++++ Records for this exercise ++++
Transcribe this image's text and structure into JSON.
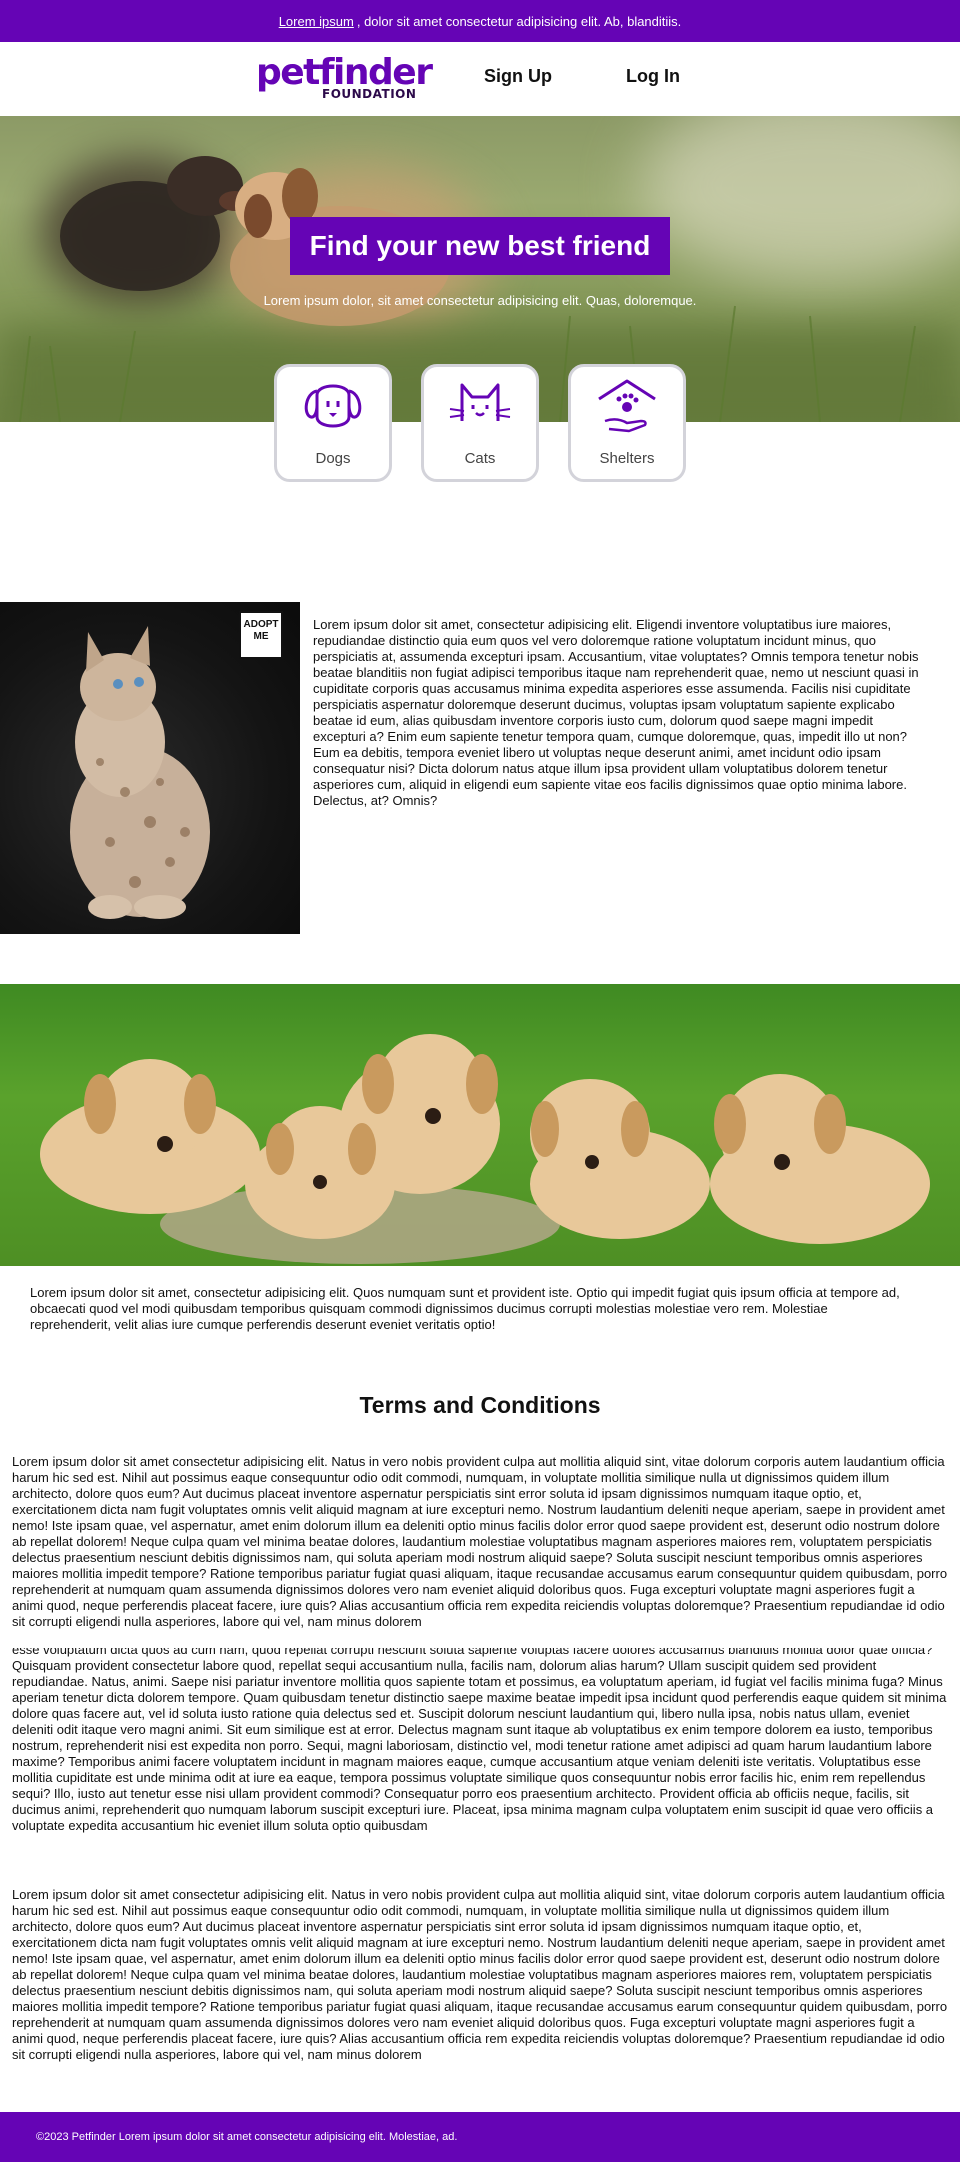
{
  "announcement": {
    "link_text": "Lorem ipsum",
    "text": ", dolor sit amet consectetur adipisicing elit. Ab, blanditiis."
  },
  "header": {
    "logo_word": "petfinder",
    "logo_sub": "FOUNDATION",
    "nav": [
      "Sign Up",
      "Log In"
    ]
  },
  "hero": {
    "title": "Find your new best friend",
    "subtitle": "Lorem ipsum dolor, sit amet consectetur adipisicing elit. Quas, doloremque."
  },
  "categories": [
    {
      "label": "Dogs",
      "icon": "dog-icon"
    },
    {
      "label": "Cats",
      "icon": "cat-icon"
    },
    {
      "label": "Shelters",
      "icon": "shelter-icon"
    }
  ],
  "kitten_section": {
    "badge": "ADOPT ME",
    "text": "Lorem ipsum dolor sit amet, consectetur adipisicing elit. Eligendi inventore voluptatibus iure maiores, repudiandae distinctio quia eum quos vel vero doloremque ratione voluptatum incidunt minus, quo perspiciatis at, assumenda excepturi ipsam. Accusantium, vitae voluptates? Omnis tempora tenetur nobis beatae blanditiis non fugiat adipisci temporibus itaque nam reprehenderit quae, nemo ut nesciunt quasi in cupiditate corporis quas accusamus minima expedita asperiores esse assumenda. Facilis nisi cupiditate perspiciatis aspernatur doloremque deserunt ducimus, voluptas ipsam voluptatum sapiente explicabo beatae id eum, alias quibusdam inventore corporis iusto cum, dolorum quod saepe magni impedit excepturi a? Enim eum sapiente tenetur tempora quam, cumque doloremque, quas, impedit illo ut non? Eum ea debitis, tempora eveniet libero ut voluptas neque deserunt animi, amet incidunt odio ipsam consequatur nisi? Dicta dolorum natus atque illum ipsa provident ullam voluptatibus dolorem tenetur asperiores cum, aliquid in eligendi eum sapiente vitae eos facilis dignissimos quae optio minima labore. Delectus, at? Omnis?"
  },
  "puppies_section": {
    "text": "Lorem ipsum dolor sit amet, consectetur adipisicing elit. Quos numquam sunt et provident iste. Optio qui impedit fugiat quis ipsum officia at tempore ad, obcaecati quod vel modi quibusdam temporibus quisquam commodi dignissimos ducimus corrupti molestias molestiae vero rem. Molestiae reprehenderit, velit alias iure cumque perferendis deserunt eveniet veritatis optio!"
  },
  "terms": {
    "title": "Terms and Conditions",
    "para1": "Lorem ipsum dolor sit amet consectetur adipisicing elit. Natus in vero nobis provident culpa aut mollitia aliquid sint, vitae dolorum corporis autem laudantium officia harum hic sed est. Nihil aut possimus eaque consequuntur odio odit commodi, numquam, in voluptate mollitia similique nulla ut dignissimos quidem illum architecto, dolore quos eum? Aut ducimus placeat inventore aspernatur perspiciatis sint error soluta id ipsam dignissimos numquam itaque optio, et, exercitationem dicta nam fugit voluptates omnis velit aliquid magnam at iure excepturi nemo. Nostrum laudantium deleniti neque aperiam, saepe in provident amet nemo! Iste ipsam quae, vel aspernatur, amet enim dolorum illum ea deleniti optio minus facilis dolor error quod saepe provident est, deserunt odio nostrum dolore ab repellat dolorem! Neque culpa quam vel minima beatae dolores, laudantium molestiae voluptatibus magnam asperiores maiores rem, voluptatem perspiciatis delectus praesentium nesciunt debitis dignissimos nam, qui soluta aperiam modi nostrum aliquid saepe? Soluta suscipit nesciunt temporibus omnis asperiores maiores mollitia impedit tempore? Ratione temporibus pariatur fugiat quasi aliquam, itaque recusandae accusamus earum consequuntur quidem quibusdam, porro reprehenderit at numquam quam assumenda dignissimos dolores vero nam eveniet aliquid doloribus quos. Fuga excepturi voluptate magni asperiores fugit a animi quod, neque perferendis placeat facere, iure quis? Alias accusantium officia rem expedita reiciendis voluptas doloremque? Praesentium repudiandae id odio sit corrupti eligendi nulla asperiores, labore qui vel, nam minus dolorem",
    "para2": "esse voluptatum dicta quos ad cum nam, quod repellat corrupti nesciunt soluta sapiente voluptas facere dolores accusamus blanditiis mollitia dolor quae officia? Quisquam provident consectetur labore quod, repellat sequi accusantium nulla, facilis nam, dolorum alias harum? Ullam suscipit quidem sed provident repudiandae. Natus, animi. Saepe nisi pariatur inventore mollitia quos sapiente totam et possimus, ea voluptatum aperiam, id fugiat vel facilis minima fuga? Minus aperiam tenetur dicta dolorem tempore. Quam quibusdam tenetur distinctio saepe maxime beatae impedit ipsa incidunt quod perferendis eaque quidem sit minima dolore quas facere aut, vel id soluta iusto ratione quia delectus sed et. Suscipit dolorum nesciunt laudantium qui, libero nulla ipsa, nobis natus ullam, eveniet deleniti odit itaque vero magni animi. Sit eum similique est at error. Delectus magnam sunt itaque ab voluptatibus ex enim tempore dolorem ea iusto, temporibus nostrum, reprehenderit nisi est expedita non porro. Sequi, magni laboriosam, distinctio vel, modi tenetur ratione amet adipisci ad quam harum laudantium labore maxime? Temporibus animi facere voluptatem incidunt in magnam maiores eaque, cumque accusantium atque veniam deleniti iste veritatis. Voluptatibus esse mollitia cupiditate est unde minima odit at iure ea eaque, tempora possimus voluptate similique quos consequuntur nobis error facilis hic, enim rem repellendus sequi? Illo, iusto aut tenetur esse nisi ullam provident commodi? Consequatur porro eos praesentium architecto. Provident officia ab officiis neque, facilis, sit ducimus animi, reprehenderit quo numquam laborum suscipit excepturi iure. Placeat, ipsa minima magnam culpa voluptatem enim suscipit id quae vero officiis a voluptate expedita accusantium hic eveniet illum soluta optio quibusdam",
    "para3": "Lorem ipsum dolor sit amet consectetur adipisicing elit. Natus in vero nobis provident culpa aut mollitia aliquid sint, vitae dolorum corporis autem laudantium officia harum hic sed est. Nihil aut possimus eaque consequuntur odio odit commodi, numquam, in voluptate mollitia similique nulla ut dignissimos quidem illum architecto, dolore quos eum? Aut ducimus placeat inventore aspernatur perspiciatis sint error soluta id ipsam dignissimos numquam itaque optio, et, exercitationem dicta nam fugit voluptates omnis velit aliquid magnam at iure excepturi nemo. Nostrum laudantium deleniti neque aperiam, saepe in provident amet nemo! Iste ipsam quae, vel aspernatur, amet enim dolorum illum ea deleniti optio minus facilis dolor error quod saepe provident est, deserunt odio nostrum dolore ab repellat dolorem! Neque culpa quam vel minima beatae dolores, laudantium molestiae voluptatibus magnam asperiores maiores rem, voluptatem perspiciatis delectus praesentium nesciunt debitis dignissimos nam, qui soluta aperiam modi nostrum aliquid saepe? Soluta suscipit nesciunt temporibus omnis asperiores maiores mollitia impedit tempore? Ratione temporibus pariatur fugiat quasi aliquam, itaque recusandae accusamus earum consequuntur quidem quibusdam, porro reprehenderit at numquam quam assumenda dignissimos dolores vero nam eveniet aliquid doloribus quos. Fuga excepturi voluptate magni asperiores fugit a animi quod, neque perferendis placeat facere, iure quis? Alias accusantium officia rem expedita reiciendis voluptas doloremque? Praesentium repudiandae id odio sit corrupti eligendi nulla asperiores, labore qui vel, nam minus dolorem"
  },
  "footer": {
    "text": "©2023 Petfinder Lorem ipsum dolor sit amet consectetur adipisicing elit. Molestiae, ad."
  },
  "colors": {
    "brand_purple": "#6504b5",
    "card_border": "#d3d3da"
  }
}
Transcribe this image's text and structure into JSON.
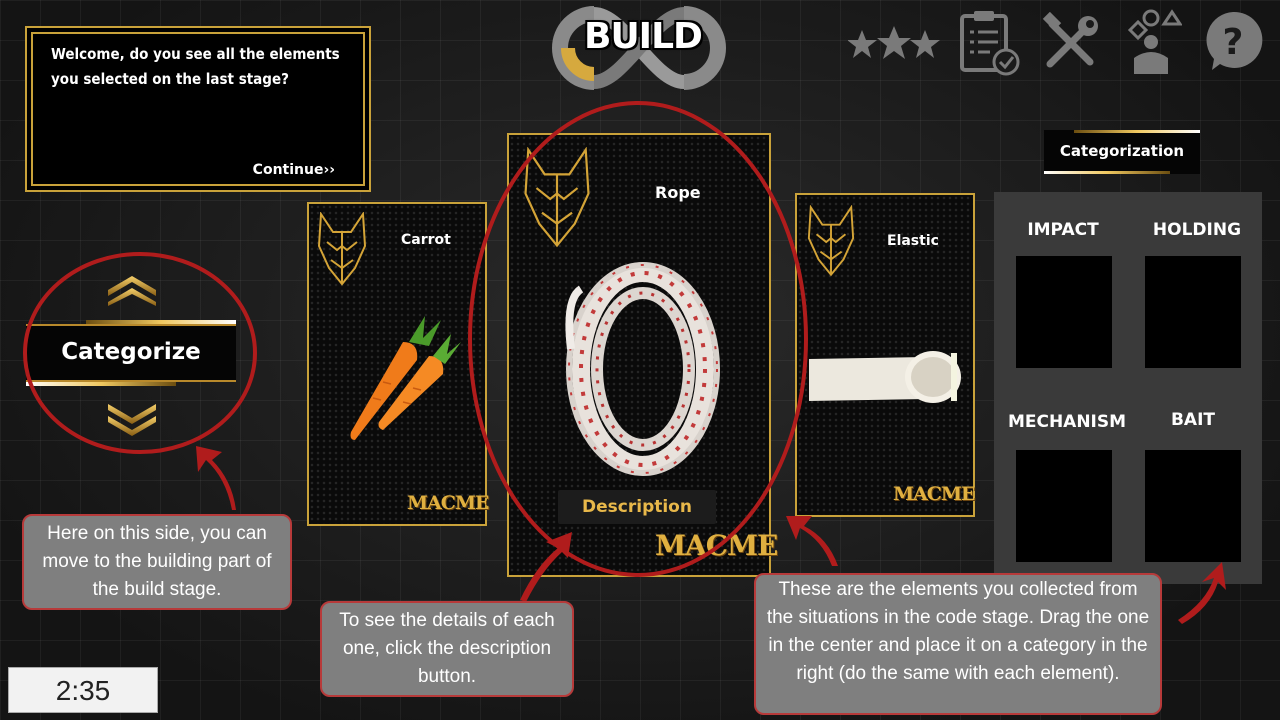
{
  "header": {
    "logo_text": "BUILD"
  },
  "dialog": {
    "text": "Welcome, do you see all the elements you selected on the last stage?",
    "continue_label": "Continue››"
  },
  "toolbar": {
    "icons": [
      "stars-icon",
      "checklist-icon",
      "tools-icon",
      "categories-person-icon",
      "help-icon"
    ]
  },
  "nav": {
    "categorize_label": "Categorize"
  },
  "cards": {
    "left": {
      "title": "Carrot",
      "brand": "MACME"
    },
    "center": {
      "title": "Rope",
      "brand": "MACME",
      "description_label": "Description"
    },
    "right": {
      "title": "Elastic",
      "brand": "MACME"
    }
  },
  "categorization": {
    "header": "Categorization",
    "categories": [
      "IMPACT",
      "HOLDING",
      "MECHANISM",
      "BAIT"
    ]
  },
  "tooltips": {
    "left": "Here on this side, you can move to the building part of the build stage.",
    "center": "To see the details of each one, click the description button.",
    "right": "These are the elements you collected from the situations in the code stage. Drag the one in the center and place it on a category in the right (do the same with each element)."
  },
  "timer": {
    "value": "2:35"
  },
  "colors": {
    "gold": "#c9a23a",
    "annotation_red": "#b01c1c",
    "tooltip_bg": "#7f7f7f"
  }
}
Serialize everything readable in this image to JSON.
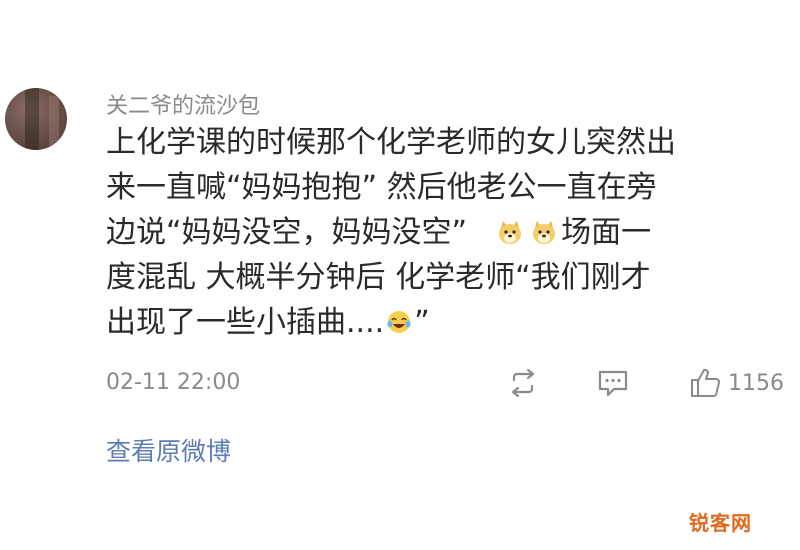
{
  "comment": {
    "username": "关二爷的流沙包",
    "lines": [
      "上化学课的时候那个化学老师的女儿突然出",
      "来一直喊“妈妈抱抱” 然后他老公一直在旁",
      "边说“妈妈没空，妈妈没空”",
      "场面一",
      "度混乱 大概半分钟后 化学老师“我们刚才",
      "出现了一些小插曲....",
      "”"
    ],
    "timestamp": "02-11 22:00",
    "like_count": "1156",
    "view_link": "查看原微博"
  },
  "icons": {
    "repost": "repost-icon",
    "comment": "comment-icon",
    "like": "thumbs-up-icon",
    "emoji_doge": "doge-emoji-icon",
    "emoji_cry_laugh": "laughing-crying-emoji-icon"
  },
  "colors": {
    "meta_text": "#8a8a8a",
    "body_text": "#2a2a2a",
    "link": "#5d7db4",
    "watermark": "#e06a1e"
  },
  "watermark": {
    "text": "锐客网"
  }
}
++++
» **What this task involves**: Exclude the pictures, and output exactly the lines from the one with "Serialize everything readable" through the last line of the records, both included.

» **Task answer**:
Serialize everything readable in this image to JSON.
{
  "comment": {
    "username": "关二爷的流沙包",
    "lines": [
      "上化学课的时候那个化学老师的女儿突然出",
      "来一直喊“妈妈抱抱” 然后他老公一直在旁",
      "边说“妈妈没空，妈妈没空”",
      "场面一",
      "度混乱 大概半分钟后 化学老师“我们刚才",
      "出现了一些小插曲....",
      "”"
    ],
    "timestamp": "02-11 22:00",
    "like_count": "1156",
    "view_link": "查看原微博"
  },
  "icons": {
    "repost": "repost-icon",
    "comment": "comment-icon",
    "like": "thumbs-up-icon",
    "emoji_doge": "doge-emoji-icon",
    "emoji_cry_laugh": "laughing-crying-emoji-icon"
  },
  "colors": {
    "meta_text": "#8a8a8a",
    "body_text": "#2a2a2a",
    "link": "#5d7db4",
    "watermark": "#e06a1e"
  },
  "watermark": {
    "text": "锐客网"
  }
}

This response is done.